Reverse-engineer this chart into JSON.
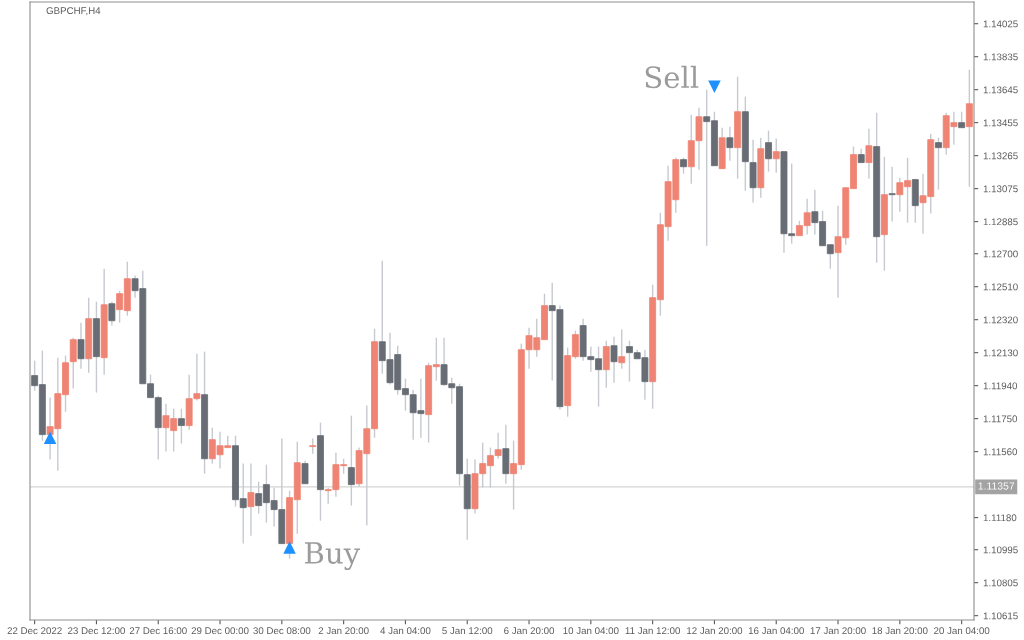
{
  "chart_data": {
    "type": "candlestick",
    "title": "GBPCHF,H4",
    "categories": [
      "22 Dec 2022",
      null,
      null,
      null,
      null,
      null,
      null,
      null,
      "23 Dec 12:00",
      null,
      null,
      null,
      null,
      null,
      null,
      null,
      "27 Dec 16:00",
      null,
      null,
      null,
      null,
      null,
      null,
      null,
      "29 Dec 00:00",
      null,
      null,
      null,
      null,
      null,
      null,
      null,
      "30 Dec 08:00",
      null,
      null,
      null,
      null,
      null,
      null,
      null,
      "2 Jan 20:00",
      null,
      null,
      null,
      null,
      null,
      null,
      null,
      "4 Jan 04:00",
      null,
      null,
      null,
      null,
      null,
      null,
      null,
      "5 Jan 12:00",
      null,
      null,
      null,
      null,
      null,
      null,
      null,
      "6 Jan 20:00",
      null,
      null,
      null,
      null,
      null,
      null,
      null,
      "10 Jan 04:00",
      null,
      null,
      null,
      null,
      null,
      null,
      null,
      "11 Jan 12:00",
      null,
      null,
      null,
      null,
      null,
      null,
      null,
      "12 Jan 20:00",
      null,
      null,
      null,
      null,
      null,
      null,
      null,
      "16 Jan 04:00",
      null,
      null,
      null,
      null,
      null,
      null,
      null,
      "17 Jan 20:00",
      null,
      null,
      null,
      null,
      null,
      null,
      null,
      "18 Jan 20:00",
      null,
      null,
      null,
      null,
      null,
      null,
      null,
      "20 Jan 04:00",
      null
    ],
    "ohlc": [
      [
        1.11998,
        1.12084,
        1.11911,
        1.1194
      ],
      [
        1.11946,
        1.12142,
        1.11623,
        1.11658
      ],
      [
        1.11658,
        1.11871,
        1.11514,
        1.11704
      ],
      [
        1.11692,
        1.12101,
        1.1145,
        1.11894
      ],
      [
        1.11888,
        1.12113,
        1.1179,
        1.12072
      ],
      [
        1.12078,
        1.12216,
        1.11923,
        1.12205
      ],
      [
        1.12205,
        1.12303,
        1.12038,
        1.12095
      ],
      [
        1.12095,
        1.12447,
        1.12015,
        1.12326
      ],
      [
        1.12326,
        1.12424,
        1.119,
        1.12107
      ],
      [
        1.12101,
        1.12614,
        1.12003,
        1.12406
      ],
      [
        1.12412,
        1.12424,
        1.12286,
        1.12314
      ],
      [
        1.12378,
        1.12487,
        1.12303,
        1.1247
      ],
      [
        1.12372,
        1.12654,
        1.12343,
        1.12556
      ],
      [
        1.12556,
        1.12574,
        1.12447,
        1.12487
      ],
      [
        1.12499,
        1.12602,
        1.11951,
        1.11951
      ],
      [
        1.11951,
        1.12003,
        1.11871,
        1.11871
      ],
      [
        1.11871,
        1.11882,
        1.11514,
        1.11698
      ],
      [
        1.11698,
        1.11836,
        1.1156,
        1.11767
      ],
      [
        1.11681,
        1.11807,
        1.1156,
        1.1175
      ],
      [
        1.1175,
        1.11807,
        1.11606,
        1.1171
      ],
      [
        1.1171,
        1.12003,
        1.11686,
        1.11865
      ],
      [
        1.11865,
        1.12124,
        1.11854,
        1.11894
      ],
      [
        1.11888,
        1.12136,
        1.11433,
        1.11519
      ],
      [
        1.11519,
        1.11698,
        1.11491,
        1.11629
      ],
      [
        1.11542,
        1.11675,
        1.11462,
        1.11594
      ],
      [
        1.11583,
        1.11652,
        1.11583,
        1.11594
      ],
      [
        1.11594,
        1.11652,
        1.11243,
        1.11283
      ],
      [
        1.11289,
        1.11491,
        1.1103,
        1.11237
      ],
      [
        1.11243,
        1.11491,
        1.11076,
        1.11324
      ],
      [
        1.11318,
        1.11387,
        1.11203,
        1.11249
      ],
      [
        1.1137,
        1.11485,
        1.11151,
        1.11266
      ],
      [
        1.11278,
        1.11352,
        1.11128,
        1.11226
      ],
      [
        1.11226,
        1.11635,
        1.1103,
        1.1103
      ],
      [
        1.1103,
        1.11335,
        1.10943,
        1.11295
      ],
      [
        1.11283,
        1.11617,
        1.11087,
        1.11496
      ],
      [
        1.11491,
        1.11508,
        1.11375,
        1.11375
      ],
      [
        1.11589,
        1.11635,
        1.11548,
        1.11594
      ],
      [
        1.11652,
        1.11727,
        1.11162,
        1.11341
      ],
      [
        1.11335,
        1.11352,
        1.1126,
        1.11341
      ],
      [
        1.11341,
        1.11554,
        1.113,
        1.11485
      ],
      [
        1.11479,
        1.11519,
        1.11433,
        1.11485
      ],
      [
        1.11468,
        1.11767,
        1.11249,
        1.1137
      ],
      [
        1.11375,
        1.11583,
        1.11358,
        1.11566
      ],
      [
        1.11548,
        1.11825,
        1.11134,
        1.11692
      ],
      [
        1.11692,
        1.12268,
        1.1164,
        1.12193
      ],
      [
        1.12193,
        1.1266,
        1.12009,
        1.12084
      ],
      [
        1.1209,
        1.12245,
        1.11946,
        1.11957
      ],
      [
        1.12119,
        1.1217,
        1.11888,
        1.11917
      ],
      [
        1.11923,
        1.1198,
        1.11796,
        1.11888
      ],
      [
        1.11888,
        1.11917,
        1.11629,
        1.11784
      ],
      [
        1.11796,
        1.1198,
        1.1164,
        1.11779
      ],
      [
        1.11773,
        1.12072,
        1.11612,
        1.12055
      ],
      [
        1.12049,
        1.12216,
        1.11969,
        1.12061
      ],
      [
        1.12061,
        1.12216,
        1.1194,
        1.11946
      ],
      [
        1.11951,
        1.11986,
        1.11836,
        1.11928
      ],
      [
        1.11934,
        1.11951,
        1.11364,
        1.11433
      ],
      [
        1.11427,
        1.11519,
        1.11053,
        1.11231
      ],
      [
        1.11231,
        1.11514,
        1.11203,
        1.11433
      ],
      [
        1.11433,
        1.11612,
        1.11352,
        1.11491
      ],
      [
        1.11479,
        1.11583,
        1.11352,
        1.11537
      ],
      [
        1.11537,
        1.11669,
        1.11519,
        1.11571
      ],
      [
        1.11577,
        1.11715,
        1.11375,
        1.11433
      ],
      [
        1.11433,
        1.11623,
        1.11226,
        1.11491
      ],
      [
        1.11485,
        1.12182,
        1.11456,
        1.12147
      ],
      [
        1.12147,
        1.12274,
        1.12038,
        1.12228
      ],
      [
        1.12147,
        1.12326,
        1.12107,
        1.12216
      ],
      [
        1.12205,
        1.1247,
        1.12205,
        1.12401
      ],
      [
        1.12401,
        1.12533,
        1.11969,
        1.12372
      ],
      [
        1.12378,
        1.12401,
        1.11802,
        1.11819
      ],
      [
        1.11825,
        1.12159,
        1.11761,
        1.12113
      ],
      [
        1.12107,
        1.12257,
        1.12095,
        1.12234
      ],
      [
        1.12286,
        1.12326,
        1.12084,
        1.12107
      ],
      [
        1.12107,
        1.12165,
        1.1202,
        1.1209
      ],
      [
        1.12095,
        1.12165,
        1.11819,
        1.12032
      ],
      [
        1.12032,
        1.12199,
        1.11928,
        1.12165
      ],
      [
        1.1217,
        1.12222,
        1.11957,
        1.12078
      ],
      [
        1.12072,
        1.12263,
        1.12038,
        1.12107
      ],
      [
        1.12165,
        1.12199,
        1.11963,
        1.1213
      ],
      [
        1.1213,
        1.12147,
        1.12095,
        1.12095
      ],
      [
        1.12101,
        1.12147,
        1.11859,
        1.11963
      ],
      [
        1.11963,
        1.12522,
        1.11807,
        1.12447
      ],
      [
        1.12435,
        1.12936,
        1.12343,
        1.12867
      ],
      [
        1.12856,
        1.13207,
        1.12775,
        1.13115
      ],
      [
        1.13011,
        1.13253,
        1.12936,
        1.13242
      ],
      [
        1.13242,
        1.13253,
        1.13161,
        1.13201
      ],
      [
        1.13201,
        1.13501,
        1.13103,
        1.13351
      ],
      [
        1.13351,
        1.13541,
        1.13184,
        1.13489
      ],
      [
        1.13489,
        1.13645,
        1.12746,
        1.13461
      ],
      [
        1.13466,
        1.13518,
        1.13207,
        1.13207
      ],
      [
        1.1319,
        1.13426,
        1.1319,
        1.13368
      ],
      [
        1.13368,
        1.13432,
        1.13236,
        1.13311
      ],
      [
        1.13311,
        1.1372,
        1.13132,
        1.13518
      ],
      [
        1.13518,
        1.13605,
        1.13063,
        1.1323
      ],
      [
        1.13225,
        1.13357,
        1.12994,
        1.1308
      ],
      [
        1.1308,
        1.13368,
        1.13023,
        1.13305
      ],
      [
        1.1334,
        1.13409,
        1.13173,
        1.13247
      ],
      [
        1.13247,
        1.13363,
        1.13167,
        1.13288
      ],
      [
        1.13288,
        1.13288,
        1.12706,
        1.12815
      ],
      [
        1.12815,
        1.13219,
        1.12758,
        1.12804
      ],
      [
        1.12804,
        1.1289,
        1.12804,
        1.12862
      ],
      [
        1.12862,
        1.13017,
        1.1281,
        1.12936
      ],
      [
        1.12942,
        1.13069,
        1.1281,
        1.12879
      ],
      [
        1.12885,
        1.12948,
        1.12746,
        1.12746
      ],
      [
        1.12752,
        1.12752,
        1.12614,
        1.127
      ],
      [
        1.12706,
        1.12977,
        1.12447,
        1.12798
      ],
      [
        1.12792,
        1.1308,
        1.12752,
        1.1308
      ],
      [
        1.13075,
        1.13317,
        1.13075,
        1.13271
      ],
      [
        1.13271,
        1.13305,
        1.13225,
        1.13225
      ],
      [
        1.13225,
        1.1342,
        1.13132,
        1.13322
      ],
      [
        1.13317,
        1.13512,
        1.12648,
        1.12798
      ],
      [
        1.1281,
        1.13259,
        1.12602,
        1.1304
      ],
      [
        1.13046,
        1.13201,
        1.12885,
        1.1304
      ],
      [
        1.1304,
        1.13138,
        1.12942,
        1.13109
      ],
      [
        1.13086,
        1.13253,
        1.12879,
        1.13121
      ],
      [
        1.13127,
        1.13132,
        1.12879,
        1.12977
      ],
      [
        1.12994,
        1.13161,
        1.12815,
        1.13034
      ],
      [
        1.13029,
        1.13391,
        1.12931,
        1.13357
      ],
      [
        1.1334,
        1.13368,
        1.13069,
        1.13311
      ],
      [
        1.13311,
        1.13512,
        1.13271,
        1.13495
      ],
      [
        1.13432,
        1.13518,
        1.13328,
        1.13455
      ],
      [
        1.13455,
        1.13518,
        1.13426,
        1.13426
      ],
      [
        1.13432,
        1.1376,
        1.13086,
        1.13564
      ]
    ],
    "colors": [
      "#686d75",
      "#686d75",
      "#ef8474",
      "#ef8474",
      "#ef8474",
      "#ef8474",
      "#686d75",
      "#ef8474",
      "#686d75",
      "#ef8474",
      "#686d75",
      "#ef8474",
      "#ef8474",
      "#686d75",
      "#686d75",
      "#686d75",
      "#686d75",
      "#ef8474",
      "#ef8474",
      "#686d75",
      "#ef8474",
      "#ef8474",
      "#686d75",
      "#ef8474",
      "#ef8474",
      "#ef8474",
      "#686d75",
      "#686d75",
      "#ef8474",
      "#686d75",
      "#686d75",
      "#686d75",
      "#686d75",
      "#ef8474",
      "#ef8474",
      "#686d75",
      "#ef8474",
      "#686d75",
      "#ef8474",
      "#ef8474",
      "#ef8474",
      "#686d75",
      "#ef8474",
      "#ef8474",
      "#ef8474",
      "#686d75",
      "#686d75",
      "#686d75",
      "#686d75",
      "#686d75",
      "#686d75",
      "#ef8474",
      "#ef8474",
      "#686d75",
      "#686d75",
      "#686d75",
      "#686d75",
      "#ef8474",
      "#ef8474",
      "#ef8474",
      "#ef8474",
      "#686d75",
      "#ef8474",
      "#ef8474",
      "#ef8474",
      "#ef8474",
      "#ef8474",
      "#686d75",
      "#686d75",
      "#ef8474",
      "#ef8474",
      "#686d75",
      "#686d75",
      "#686d75",
      "#ef8474",
      "#686d75",
      "#ef8474",
      "#686d75",
      "#686d75",
      "#686d75",
      "#ef8474",
      "#ef8474",
      "#ef8474",
      "#ef8474",
      "#686d75",
      "#ef8474",
      "#ef8474",
      "#686d75",
      "#686d75",
      "#ef8474",
      "#686d75",
      "#ef8474",
      "#686d75",
      "#686d75",
      "#ef8474",
      "#686d75",
      "#ef8474",
      "#686d75",
      "#686d75",
      "#ef8474",
      "#ef8474",
      "#686d75",
      "#686d75",
      "#686d75",
      "#ef8474",
      "#ef8474",
      "#ef8474",
      "#686d75",
      "#ef8474",
      "#686d75",
      "#ef8474",
      "#686d75",
      "#ef8474",
      "#ef8474",
      "#686d75",
      "#ef8474",
      "#ef8474",
      "#686d75",
      "#ef8474",
      "#ef8474",
      "#686d75",
      "#ef8474"
    ],
    "series": [
      {
        "type": "scatter",
        "name": "Buy",
        "color": "#1e90ff",
        "marker": "triangle",
        "values": [
          null,
          null,
          1.1164,
          null,
          null,
          null,
          null,
          null,
          null,
          null,
          null,
          null,
          null,
          null,
          null,
          null,
          null,
          null,
          null,
          null,
          null,
          null,
          null,
          null,
          null,
          null,
          null,
          null,
          null,
          null,
          null,
          null,
          null,
          1.11007,
          null,
          null,
          null,
          null,
          null,
          null,
          null,
          null,
          null,
          null,
          null,
          null,
          null,
          null,
          null,
          null,
          null,
          null,
          null,
          null,
          null,
          null,
          null,
          null,
          null,
          null,
          null,
          null,
          null,
          null,
          null,
          null,
          null,
          null,
          null,
          null,
          null,
          null,
          null,
          null,
          null,
          null,
          null,
          null,
          null,
          null,
          null,
          null,
          null,
          null,
          null,
          null,
          null,
          null,
          null,
          null,
          null,
          null,
          null,
          null,
          null,
          null,
          null,
          null,
          null,
          null,
          null,
          null,
          null,
          null,
          null,
          null,
          null,
          null,
          null,
          null,
          null,
          null,
          null,
          null,
          null,
          null,
          null,
          null,
          null,
          null,
          null,
          null
        ]
      },
      {
        "type": "scatter",
        "name": "Sell",
        "color": "#1e90ff",
        "marker": "triangle",
        "values": [
          null,
          null,
          null,
          null,
          null,
          null,
          null,
          null,
          null,
          null,
          null,
          null,
          null,
          null,
          null,
          null,
          null,
          null,
          null,
          null,
          null,
          null,
          null,
          null,
          null,
          null,
          null,
          null,
          null,
          null,
          null,
          null,
          null,
          null,
          null,
          null,
          null,
          null,
          null,
          null,
          null,
          null,
          null,
          null,
          null,
          null,
          null,
          null,
          null,
          null,
          null,
          null,
          null,
          null,
          null,
          null,
          null,
          null,
          null,
          null,
          null,
          null,
          null,
          null,
          null,
          null,
          null,
          null,
          null,
          null,
          null,
          null,
          null,
          null,
          null,
          null,
          null,
          null,
          null,
          null,
          null,
          null,
          null,
          null,
          null,
          null,
          null,
          null,
          1.13662,
          null,
          null,
          null,
          null,
          null,
          null,
          null,
          null,
          null,
          null,
          null,
          null,
          null,
          null,
          null,
          null,
          null,
          null,
          null,
          null,
          null,
          null,
          null,
          null,
          null,
          null,
          null,
          null,
          null,
          null,
          null,
          null,
          null
        ]
      }
    ],
    "ylim": [
      1.1059,
      1.1415
    ],
    "yticks": [
      1.14025,
      1.13835,
      1.13645,
      1.13455,
      1.13265,
      1.13075,
      1.12885,
      {
        "value": 1.127,
        "label": "1.12700"
      },
      {
        "value": 1.1251,
        "label": "1.12510"
      },
      {
        "value": 1.1232,
        "label": "1.12320"
      },
      {
        "value": 1.1213,
        "label": "1.12130"
      },
      {
        "value": 1.1194,
        "label": "1.11940"
      },
      {
        "value": 1.1175,
        "label": "1.11750"
      },
      {
        "value": 1.1156,
        "label": "1.11560"
      },
      {
        "value": 1.1118,
        "label": "1.11180"
      },
      1.10995,
      1.10805,
      1.10615
    ],
    "ref_lines": [
      {
        "axis": "y",
        "value": 1.11357,
        "label": "1.11357",
        "color": "#d4d4d4"
      }
    ]
  }
}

## EXERCISE BRIEF:
Within the data above, pick out all lines holding the word "label".

## WRITTEN ANSWER:
        "label": "1.12700"
        "label": "1.12510"
        "label": "1.12320"
        "label": "1.12130"
        "label": "1.11940"
        "label": "1.11750"
        "label": "1.11560"
        "label": "1.11180"
        "label": "1.11357",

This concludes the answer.